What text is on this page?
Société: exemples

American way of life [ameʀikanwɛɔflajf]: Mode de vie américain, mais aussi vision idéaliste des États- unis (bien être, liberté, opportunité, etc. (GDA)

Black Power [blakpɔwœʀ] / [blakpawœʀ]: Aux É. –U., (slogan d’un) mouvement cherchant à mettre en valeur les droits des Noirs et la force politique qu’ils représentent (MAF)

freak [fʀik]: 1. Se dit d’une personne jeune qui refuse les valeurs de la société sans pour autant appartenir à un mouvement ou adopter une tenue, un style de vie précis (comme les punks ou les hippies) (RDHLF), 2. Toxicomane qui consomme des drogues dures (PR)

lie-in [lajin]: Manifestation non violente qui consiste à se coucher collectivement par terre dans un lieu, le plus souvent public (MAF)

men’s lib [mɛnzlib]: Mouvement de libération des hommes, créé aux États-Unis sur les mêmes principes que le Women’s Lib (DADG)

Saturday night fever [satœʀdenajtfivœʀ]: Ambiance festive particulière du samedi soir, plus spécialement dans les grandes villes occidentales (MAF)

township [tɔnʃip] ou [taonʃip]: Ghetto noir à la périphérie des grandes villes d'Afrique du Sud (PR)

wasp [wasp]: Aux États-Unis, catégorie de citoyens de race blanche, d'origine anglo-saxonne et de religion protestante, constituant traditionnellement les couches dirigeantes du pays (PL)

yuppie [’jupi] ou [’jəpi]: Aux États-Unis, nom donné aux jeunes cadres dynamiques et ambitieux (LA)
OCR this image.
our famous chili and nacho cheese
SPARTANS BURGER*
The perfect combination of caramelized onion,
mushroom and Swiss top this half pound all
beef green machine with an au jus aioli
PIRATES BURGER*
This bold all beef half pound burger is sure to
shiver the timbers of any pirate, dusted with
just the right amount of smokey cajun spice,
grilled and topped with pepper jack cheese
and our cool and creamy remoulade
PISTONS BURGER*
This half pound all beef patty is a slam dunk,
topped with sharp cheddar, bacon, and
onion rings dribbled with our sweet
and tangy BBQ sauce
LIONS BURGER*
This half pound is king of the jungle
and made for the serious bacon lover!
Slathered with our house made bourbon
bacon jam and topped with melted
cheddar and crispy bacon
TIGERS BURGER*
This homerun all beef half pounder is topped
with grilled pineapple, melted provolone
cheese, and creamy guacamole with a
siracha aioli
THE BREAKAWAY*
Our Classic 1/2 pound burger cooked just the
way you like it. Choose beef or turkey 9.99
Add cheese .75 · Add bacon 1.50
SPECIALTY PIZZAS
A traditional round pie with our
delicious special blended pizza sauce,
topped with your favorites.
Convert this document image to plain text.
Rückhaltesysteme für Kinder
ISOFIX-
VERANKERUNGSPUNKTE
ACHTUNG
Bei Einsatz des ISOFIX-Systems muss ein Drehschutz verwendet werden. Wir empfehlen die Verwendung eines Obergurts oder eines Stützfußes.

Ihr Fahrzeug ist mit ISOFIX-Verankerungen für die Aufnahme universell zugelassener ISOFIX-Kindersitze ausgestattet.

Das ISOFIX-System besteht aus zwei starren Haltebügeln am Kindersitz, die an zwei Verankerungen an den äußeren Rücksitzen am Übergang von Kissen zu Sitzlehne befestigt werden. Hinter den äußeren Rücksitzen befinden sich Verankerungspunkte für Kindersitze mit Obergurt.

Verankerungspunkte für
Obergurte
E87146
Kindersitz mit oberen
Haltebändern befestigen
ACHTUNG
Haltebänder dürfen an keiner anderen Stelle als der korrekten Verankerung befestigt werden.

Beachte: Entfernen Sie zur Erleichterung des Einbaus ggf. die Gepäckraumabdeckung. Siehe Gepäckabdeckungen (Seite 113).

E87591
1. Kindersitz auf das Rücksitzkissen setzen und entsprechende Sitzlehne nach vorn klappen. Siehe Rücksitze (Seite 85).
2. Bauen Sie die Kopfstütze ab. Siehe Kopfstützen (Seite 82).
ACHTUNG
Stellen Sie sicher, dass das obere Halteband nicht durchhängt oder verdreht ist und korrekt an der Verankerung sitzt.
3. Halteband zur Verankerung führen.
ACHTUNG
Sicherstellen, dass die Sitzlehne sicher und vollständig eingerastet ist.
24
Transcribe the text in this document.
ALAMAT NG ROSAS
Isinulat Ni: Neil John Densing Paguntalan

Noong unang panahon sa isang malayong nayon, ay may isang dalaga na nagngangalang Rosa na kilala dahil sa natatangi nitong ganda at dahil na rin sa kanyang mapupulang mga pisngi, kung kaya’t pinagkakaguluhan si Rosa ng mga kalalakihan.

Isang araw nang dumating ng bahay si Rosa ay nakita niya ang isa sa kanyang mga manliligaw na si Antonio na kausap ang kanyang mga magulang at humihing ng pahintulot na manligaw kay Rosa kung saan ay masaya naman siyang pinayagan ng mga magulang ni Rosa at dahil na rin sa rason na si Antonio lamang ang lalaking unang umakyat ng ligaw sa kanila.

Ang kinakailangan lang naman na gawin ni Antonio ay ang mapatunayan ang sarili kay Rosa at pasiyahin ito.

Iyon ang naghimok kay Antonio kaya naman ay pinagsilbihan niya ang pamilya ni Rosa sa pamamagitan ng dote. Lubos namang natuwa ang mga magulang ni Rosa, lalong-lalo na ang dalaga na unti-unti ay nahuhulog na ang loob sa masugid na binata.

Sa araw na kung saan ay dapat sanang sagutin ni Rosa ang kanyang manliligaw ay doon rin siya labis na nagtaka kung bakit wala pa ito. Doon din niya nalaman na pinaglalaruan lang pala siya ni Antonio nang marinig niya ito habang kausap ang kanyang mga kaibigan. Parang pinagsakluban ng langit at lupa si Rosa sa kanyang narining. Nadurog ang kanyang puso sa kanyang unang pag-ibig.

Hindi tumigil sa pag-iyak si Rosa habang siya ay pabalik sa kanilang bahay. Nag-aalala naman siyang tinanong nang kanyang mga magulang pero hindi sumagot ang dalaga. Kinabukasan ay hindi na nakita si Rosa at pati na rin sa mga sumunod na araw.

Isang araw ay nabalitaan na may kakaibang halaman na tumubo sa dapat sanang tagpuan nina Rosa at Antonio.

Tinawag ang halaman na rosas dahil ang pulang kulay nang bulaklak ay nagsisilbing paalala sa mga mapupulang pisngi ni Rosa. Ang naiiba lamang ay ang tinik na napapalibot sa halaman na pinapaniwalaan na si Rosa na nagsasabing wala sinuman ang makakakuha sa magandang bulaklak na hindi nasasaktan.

◆ **WHAT NEEDS TO BE DONE**
Each line of the material above must be retyped precisely.

◆ **EXERCISE SOLUTION**
What text is on this page?
Société: exemples

American way of life [ameʀikanwɛɔflajf]: Mode de vie américain, mais aussi vision idéaliste des États- unis (bien être, liberté, opportunité, etc. (GDA)

Black Power [blakpɔwœʀ] / [blakpawœʀ]: Aux É. –U., (slogan d’un) mouvement cherchant à mettre en valeur les droits des Noirs et la force politique qu’ils représentent (MAF)

freak [fʀik]: 1. Se dit d’une personne jeune qui refuse les valeurs de la société sans pour autant appartenir à un mouvement ou adopter une tenue, un style de vie précis (comme les punks ou les hippies) (RDHLF), 2. Toxicomane qui consomme des drogues dures (PR)

lie-in [lajin]: Manifestation non violente qui consiste à se coucher collectivement par terre dans un lieu, le plus souvent public (MAF)

men’s lib [mɛnzlib]: Mouvement de libération des hommes, créé aux États-Unis sur les mêmes principes que le Women’s Lib (DADG)

Saturday night fever [satœʀdenajtfivœʀ]: Ambiance festive particulière du samedi soir, plus spécialement dans les grandes villes occidentales (MAF)

township [tɔnʃip] ou [taonʃip]: Ghetto noir à la périphérie des grandes villes d'Afrique du Sud (PR)

wasp [wasp]: Aux États-Unis, catégorie de citoyens de race blanche, d'origine anglo-saxonne et de religion protestante, constituant traditionnellement les couches dirigeantes du pays (PL)

yuppie [’jupi] ou [’jəpi]: Aux États-Unis, nom donné aux jeunes cadres dynamiques et ambitieux (LA)
OCR this image.
our famous chili and nacho cheese
SPARTANS BURGER*
The perfect combination of caramelized onion,
mushroom and Swiss top this half pound all
beef green machine with an au jus aioli
PIRATES BURGER*
This bold all beef half pound burger is sure to
shiver the timbers of any pirate, dusted with
just the right amount of smokey cajun spice,
grilled and topped with pepper jack cheese
and our cool and creamy remoulade
PISTONS BURGER*
This half pound all beef patty is a slam dunk,
topped with sharp cheddar, bacon, and
onion rings dribbled with our sweet
and tangy BBQ sauce
LIONS BURGER*
This half pound is king of the jungle
and made for the serious bacon lover!
Slathered with our house made bourbon
bacon jam and topped with melted
cheddar and crispy bacon
TIGERS BURGER*
This homerun all beef half pounder is topped
with grilled pineapple, melted provolone
cheese, and creamy guacamole with a
siracha aioli
THE BREAKAWAY*
Our Classic 1/2 pound burger cooked just the
way you like it. Choose beef or turkey 9.99
Add cheese .75 · Add bacon 1.50
SPECIALTY PIZZAS
A traditional round pie with our
delicious special blended pizza sauce,
topped with your favorites.
Convert this document image to plain text.
Rückhaltesysteme für Kinder
ISOFIX-
VERANKERUNGSPUNKTE
ACHTUNG
Bei Einsatz des ISOFIX-Systems muss ein Drehschutz verwendet werden. Wir empfehlen die Verwendung eines Obergurts oder eines Stützfußes.

Ihr Fahrzeug ist mit ISOFIX-Verankerungen für die Aufnahme universell zugelassener ISOFIX-Kindersitze ausgestattet.

Das ISOFIX-System besteht aus zwei starren Haltebügeln am Kindersitz, die an zwei Verankerungen an den äußeren Rücksitzen am Übergang von Kissen zu Sitzlehne befestigt werden. Hinter den äußeren Rücksitzen befinden sich Verankerungspunkte für Kindersitze mit Obergurt.

Verankerungspunkte für
Obergurte
E87146
Kindersitz mit oberen
Haltebändern befestigen
ACHTUNG
Haltebänder dürfen an keiner anderen Stelle als der korrekten Verankerung befestigt werden.

Beachte: Entfernen Sie zur Erleichterung des Einbaus ggf. die Gepäckraumabdeckung. Siehe Gepäckabdeckungen (Seite 113).

E87591
1. Kindersitz auf das Rücksitzkissen setzen und entsprechende Sitzlehne nach vorn klappen. Siehe Rücksitze (Seite 85).
2. Bauen Sie die Kopfstütze ab. Siehe Kopfstützen (Seite 82).
ACHTUNG
Stellen Sie sicher, dass das obere Halteband nicht durchhängt oder verdreht ist und korrekt an der Verankerung sitzt.
3. Halteband zur Verankerung führen.
ACHTUNG
Sicherstellen, dass die Sitzlehne sicher und vollständig eingerastet ist.
24
Transcribe the text in this document.
ALAMAT NG ROSAS
Isinulat Ni: Neil John Densing Paguntalan

Noong unang panahon sa isang malayong nayon, ay may isang dalaga na nagngangalang Rosa na kilala dahil sa natatangi nitong ganda at dahil na rin sa kanyang mapupulang mga pisngi, kung kaya’t pinagkakaguluhan si Rosa ng mga kalalakihan.

Isang araw nang dumating ng bahay si Rosa ay nakita niya ang isa sa kanyang mga manliligaw na si Antonio na kausap ang kanyang mga magulang at humihing ng pahintulot na manligaw kay Rosa kung saan ay masaya naman siyang pinayagan ng mga magulang ni Rosa at dahil na rin sa rason na si Antonio lamang ang lalaking unang umakyat ng ligaw sa kanila.

Ang kinakailangan lang naman na gawin ni Antonio ay ang mapatunayan ang sarili kay Rosa at pasiyahin ito.

Iyon ang naghimok kay Antonio kaya naman ay pinagsilbihan niya ang pamilya ni Rosa sa pamamagitan ng dote. Lubos namang natuwa ang mga magulang ni Rosa, lalong-lalo na ang dalaga na unti-unti ay nahuhulog na ang loob sa masugid na binata.

Sa araw na kung saan ay dapat sanang sagutin ni Rosa ang kanyang manliligaw ay doon rin siya labis na nagtaka kung bakit wala pa ito. Doon din niya nalaman na pinaglalaruan lang pala siya ni Antonio nang marinig niya ito habang kausap ang kanyang mga kaibigan. Parang pinagsakluban ng langit at lupa si Rosa sa kanyang narining. Nadurog ang kanyang puso sa kanyang unang pag-ibig.

Hindi tumigil sa pag-iyak si Rosa habang siya ay pabalik sa kanilang bahay. Nag-aalala naman siyang tinanong nang kanyang mga magulang pero hindi sumagot ang dalaga. Kinabukasan ay hindi na nakita si Rosa at pati na rin sa mga sumunod na araw.

Isang araw ay nabalitaan na may kakaibang halaman na tumubo sa dapat sanang tagpuan nina Rosa at Antonio.

Tinawag ang halaman na rosas dahil ang pulang kulay nang bulaklak ay nagsisilbing paalala sa mga mapupulang pisngi ni Rosa. Ang naiiba lamang ay ang tinik na napapalibot sa halaman na pinapaniwalaan na si Rosa na nagsasabing wala sinuman ang makakakuha sa magandang bulaklak na hindi nasasaktan.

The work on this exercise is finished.